■ **Set task**: Write out every line of the material below, character for character, with nothing changed or left out.

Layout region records

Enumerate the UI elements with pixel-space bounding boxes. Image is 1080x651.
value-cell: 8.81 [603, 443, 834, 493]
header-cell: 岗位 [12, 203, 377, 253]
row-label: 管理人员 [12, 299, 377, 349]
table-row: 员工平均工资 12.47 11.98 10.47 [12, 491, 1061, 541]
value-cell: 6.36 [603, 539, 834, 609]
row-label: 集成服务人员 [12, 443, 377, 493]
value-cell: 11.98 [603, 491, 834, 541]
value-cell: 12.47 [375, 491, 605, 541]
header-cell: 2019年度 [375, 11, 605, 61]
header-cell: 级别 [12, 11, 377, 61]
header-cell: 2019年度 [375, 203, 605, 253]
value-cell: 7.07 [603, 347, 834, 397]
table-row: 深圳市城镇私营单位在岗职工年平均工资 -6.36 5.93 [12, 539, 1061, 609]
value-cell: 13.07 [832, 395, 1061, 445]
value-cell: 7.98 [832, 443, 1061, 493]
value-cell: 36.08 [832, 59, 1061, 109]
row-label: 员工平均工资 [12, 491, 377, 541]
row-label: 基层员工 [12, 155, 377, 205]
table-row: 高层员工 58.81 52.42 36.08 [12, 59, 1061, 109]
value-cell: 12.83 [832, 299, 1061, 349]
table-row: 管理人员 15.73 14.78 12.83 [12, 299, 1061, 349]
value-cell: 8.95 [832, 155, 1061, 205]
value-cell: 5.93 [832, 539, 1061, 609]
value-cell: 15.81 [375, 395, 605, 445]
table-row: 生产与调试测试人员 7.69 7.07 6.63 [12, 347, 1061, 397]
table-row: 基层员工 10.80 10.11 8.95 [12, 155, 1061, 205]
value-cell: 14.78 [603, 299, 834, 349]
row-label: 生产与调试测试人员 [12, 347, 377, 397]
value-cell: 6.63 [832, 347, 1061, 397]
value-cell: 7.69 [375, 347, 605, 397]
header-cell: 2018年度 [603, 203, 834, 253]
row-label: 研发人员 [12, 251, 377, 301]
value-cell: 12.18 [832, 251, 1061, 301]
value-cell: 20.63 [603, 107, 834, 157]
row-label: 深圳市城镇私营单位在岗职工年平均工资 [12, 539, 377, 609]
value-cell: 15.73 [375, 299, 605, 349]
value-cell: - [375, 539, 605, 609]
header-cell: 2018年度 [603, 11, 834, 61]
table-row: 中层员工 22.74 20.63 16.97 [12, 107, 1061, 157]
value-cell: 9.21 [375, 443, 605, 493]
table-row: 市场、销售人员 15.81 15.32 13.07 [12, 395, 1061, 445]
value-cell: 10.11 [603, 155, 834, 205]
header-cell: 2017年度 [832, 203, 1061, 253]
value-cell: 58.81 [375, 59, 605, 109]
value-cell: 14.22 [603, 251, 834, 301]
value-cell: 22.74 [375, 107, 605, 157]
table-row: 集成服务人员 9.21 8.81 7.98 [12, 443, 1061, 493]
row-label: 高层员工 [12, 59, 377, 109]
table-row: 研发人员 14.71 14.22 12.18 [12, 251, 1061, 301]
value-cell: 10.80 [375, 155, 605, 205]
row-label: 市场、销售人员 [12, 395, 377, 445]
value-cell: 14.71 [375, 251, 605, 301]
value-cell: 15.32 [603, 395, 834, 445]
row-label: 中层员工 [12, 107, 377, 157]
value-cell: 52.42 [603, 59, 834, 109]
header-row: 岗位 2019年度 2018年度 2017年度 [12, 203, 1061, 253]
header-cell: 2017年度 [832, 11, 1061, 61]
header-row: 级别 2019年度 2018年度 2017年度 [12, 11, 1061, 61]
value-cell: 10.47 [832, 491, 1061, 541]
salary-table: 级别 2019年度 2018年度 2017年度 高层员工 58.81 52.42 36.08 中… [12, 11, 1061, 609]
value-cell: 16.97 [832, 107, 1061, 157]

■ **Correct output**:
Enumerate the UI elements with pixel-space bounding boxes. Image is 1080x651.
value-cell: 8.81 [603, 443, 834, 493]
header-cell: 岗位 [12, 203, 377, 253]
row-label: 管理人员 [12, 299, 377, 349]
table-row: 员工平均工资 12.47 11.98 10.47 [12, 491, 1061, 541]
value-cell: 6.36 [603, 539, 834, 609]
row-label: 集成服务人员 [12, 443, 377, 493]
value-cell: 11.98 [603, 491, 834, 541]
value-cell: 12.47 [375, 491, 605, 541]
header-cell: 2019年度 [375, 11, 605, 61]
header-cell: 级别 [12, 11, 377, 61]
header-cell: 2019年度 [375, 203, 605, 253]
value-cell: 7.07 [603, 347, 834, 397]
table-row: 深圳市城镇私营单位在岗职工年平均工资 -6.36 5.93 [12, 539, 1061, 609]
value-cell: 13.07 [832, 395, 1061, 445]
value-cell: 7.98 [832, 443, 1061, 493]
value-cell: 36.08 [832, 59, 1061, 109]
row-label: 员工平均工资 [12, 491, 377, 541]
row-label: 基层员工 [12, 155, 377, 205]
table-row: 高层员工 58.81 52.42 36.08 [12, 59, 1061, 109]
value-cell: 12.83 [832, 299, 1061, 349]
table-row: 管理人员 15.73 14.78 12.83 [12, 299, 1061, 349]
value-cell: 8.95 [832, 155, 1061, 205]
value-cell: 5.93 [832, 539, 1061, 609]
value-cell: 15.81 [375, 395, 605, 445]
table-row: 生产与调试测试人员 7.69 7.07 6.63 [12, 347, 1061, 397]
table-row: 基层员工 10.80 10.11 8.95 [12, 155, 1061, 205]
value-cell: 14.78 [603, 299, 834, 349]
row-label: 生产与调试测试人员 [12, 347, 377, 397]
value-cell: 6.63 [832, 347, 1061, 397]
value-cell: 7.69 [375, 347, 605, 397]
header-cell: 2018年度 [603, 203, 834, 253]
row-label: 研发人员 [12, 251, 377, 301]
value-cell: 12.18 [832, 251, 1061, 301]
value-cell: 20.63 [603, 107, 834, 157]
row-label: 深圳市城镇私营单位在岗职工年平均工资 [12, 539, 377, 609]
value-cell: 15.73 [375, 299, 605, 349]
value-cell: - [375, 539, 605, 609]
header-cell: 2018年度 [603, 11, 834, 61]
table-row: 中层员工 22.74 20.63 16.97 [12, 107, 1061, 157]
value-cell: 9.21 [375, 443, 605, 493]
table-row: 市场、销售人员 15.81 15.32 13.07 [12, 395, 1061, 445]
value-cell: 10.11 [603, 155, 834, 205]
header-cell: 2017年度 [832, 203, 1061, 253]
value-cell: 58.81 [375, 59, 605, 109]
value-cell: 14.22 [603, 251, 834, 301]
value-cell: 22.74 [375, 107, 605, 157]
table-row: 集成服务人员 9.21 8.81 7.98 [12, 443, 1061, 493]
row-label: 高层员工 [12, 59, 377, 109]
table-row: 研发人员 14.71 14.22 12.18 [12, 251, 1061, 301]
value-cell: 10.80 [375, 155, 605, 205]
row-label: 市场、销售人员 [12, 395, 377, 445]
value-cell: 14.71 [375, 251, 605, 301]
value-cell: 15.32 [603, 395, 834, 445]
row-label: 中层员工 [12, 107, 377, 157]
value-cell: 52.42 [603, 59, 834, 109]
header-row: 岗位 2019年度 2018年度 2017年度 [12, 203, 1061, 253]
header-cell: 2017年度 [832, 11, 1061, 61]
header-row: 级别 2019年度 2018年度 2017年度 [12, 11, 1061, 61]
value-cell: 10.47 [832, 491, 1061, 541]
salary-table: 级别 2019年度 2018年度 2017年度 高层员工 58.81 52.42 36.08 中… [12, 11, 1061, 609]
value-cell: 16.97 [832, 107, 1061, 157]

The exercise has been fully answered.